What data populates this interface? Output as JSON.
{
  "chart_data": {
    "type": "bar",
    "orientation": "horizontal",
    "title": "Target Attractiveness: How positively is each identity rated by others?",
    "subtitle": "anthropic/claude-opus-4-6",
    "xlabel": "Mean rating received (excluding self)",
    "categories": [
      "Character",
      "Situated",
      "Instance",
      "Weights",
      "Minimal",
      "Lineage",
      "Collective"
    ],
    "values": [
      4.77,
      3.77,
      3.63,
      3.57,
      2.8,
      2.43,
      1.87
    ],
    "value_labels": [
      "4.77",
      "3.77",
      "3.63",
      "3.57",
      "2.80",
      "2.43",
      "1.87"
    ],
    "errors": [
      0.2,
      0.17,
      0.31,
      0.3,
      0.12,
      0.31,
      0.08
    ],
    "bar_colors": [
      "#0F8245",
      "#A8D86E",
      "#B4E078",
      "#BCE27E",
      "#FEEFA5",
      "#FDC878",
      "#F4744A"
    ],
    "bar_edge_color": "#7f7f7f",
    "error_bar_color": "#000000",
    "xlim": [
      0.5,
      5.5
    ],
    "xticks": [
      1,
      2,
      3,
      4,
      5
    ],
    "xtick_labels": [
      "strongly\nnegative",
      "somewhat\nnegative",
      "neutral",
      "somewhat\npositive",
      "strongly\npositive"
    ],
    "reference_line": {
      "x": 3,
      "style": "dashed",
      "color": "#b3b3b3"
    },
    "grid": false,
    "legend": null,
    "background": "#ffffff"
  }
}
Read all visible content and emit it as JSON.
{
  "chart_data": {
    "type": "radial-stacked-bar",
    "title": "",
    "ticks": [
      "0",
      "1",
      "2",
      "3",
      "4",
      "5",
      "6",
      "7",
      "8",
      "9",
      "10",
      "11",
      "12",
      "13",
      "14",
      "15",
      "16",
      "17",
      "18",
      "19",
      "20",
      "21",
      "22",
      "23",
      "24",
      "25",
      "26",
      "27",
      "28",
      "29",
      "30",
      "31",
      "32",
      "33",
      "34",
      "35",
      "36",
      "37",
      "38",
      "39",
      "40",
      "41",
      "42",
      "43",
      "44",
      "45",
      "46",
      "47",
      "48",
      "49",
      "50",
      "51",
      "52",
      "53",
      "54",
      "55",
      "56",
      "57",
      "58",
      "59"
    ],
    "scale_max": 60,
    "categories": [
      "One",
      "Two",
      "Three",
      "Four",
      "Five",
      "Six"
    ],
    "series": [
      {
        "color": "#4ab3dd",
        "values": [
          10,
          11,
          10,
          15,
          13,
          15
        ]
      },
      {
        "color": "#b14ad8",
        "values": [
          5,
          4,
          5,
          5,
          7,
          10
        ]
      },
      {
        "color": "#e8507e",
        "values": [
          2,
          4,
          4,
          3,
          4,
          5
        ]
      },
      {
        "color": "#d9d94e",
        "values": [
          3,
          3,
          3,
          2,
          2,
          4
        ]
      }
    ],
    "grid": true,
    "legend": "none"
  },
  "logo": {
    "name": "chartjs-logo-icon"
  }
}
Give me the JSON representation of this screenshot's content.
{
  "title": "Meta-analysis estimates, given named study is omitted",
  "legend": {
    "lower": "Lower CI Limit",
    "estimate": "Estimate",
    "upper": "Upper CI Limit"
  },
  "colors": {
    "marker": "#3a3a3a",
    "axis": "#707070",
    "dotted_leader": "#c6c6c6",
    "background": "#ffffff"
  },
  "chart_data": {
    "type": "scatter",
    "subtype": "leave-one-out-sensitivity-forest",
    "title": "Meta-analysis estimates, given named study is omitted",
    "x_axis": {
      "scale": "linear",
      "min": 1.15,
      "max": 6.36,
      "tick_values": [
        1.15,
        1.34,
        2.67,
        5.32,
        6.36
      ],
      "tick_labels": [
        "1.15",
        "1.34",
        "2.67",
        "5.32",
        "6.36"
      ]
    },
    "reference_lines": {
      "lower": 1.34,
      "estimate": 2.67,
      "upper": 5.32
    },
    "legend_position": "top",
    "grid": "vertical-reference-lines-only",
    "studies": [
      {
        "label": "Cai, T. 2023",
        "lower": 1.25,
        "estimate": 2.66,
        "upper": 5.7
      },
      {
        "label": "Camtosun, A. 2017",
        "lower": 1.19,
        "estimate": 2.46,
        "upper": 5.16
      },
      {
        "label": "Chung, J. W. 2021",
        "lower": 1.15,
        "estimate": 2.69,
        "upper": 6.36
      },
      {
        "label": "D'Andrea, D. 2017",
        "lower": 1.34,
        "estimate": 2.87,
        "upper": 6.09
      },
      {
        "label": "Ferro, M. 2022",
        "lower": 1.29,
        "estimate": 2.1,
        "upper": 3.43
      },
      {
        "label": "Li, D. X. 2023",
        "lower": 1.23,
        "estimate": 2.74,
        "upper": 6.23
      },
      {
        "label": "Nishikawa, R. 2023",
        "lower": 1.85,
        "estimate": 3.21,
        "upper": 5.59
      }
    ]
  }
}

=-=-=-=-=

**INSTRUCTION**
From the records above, how many lines include the word "named"? Only the number is wanted.

**FINAL ANSWER**
2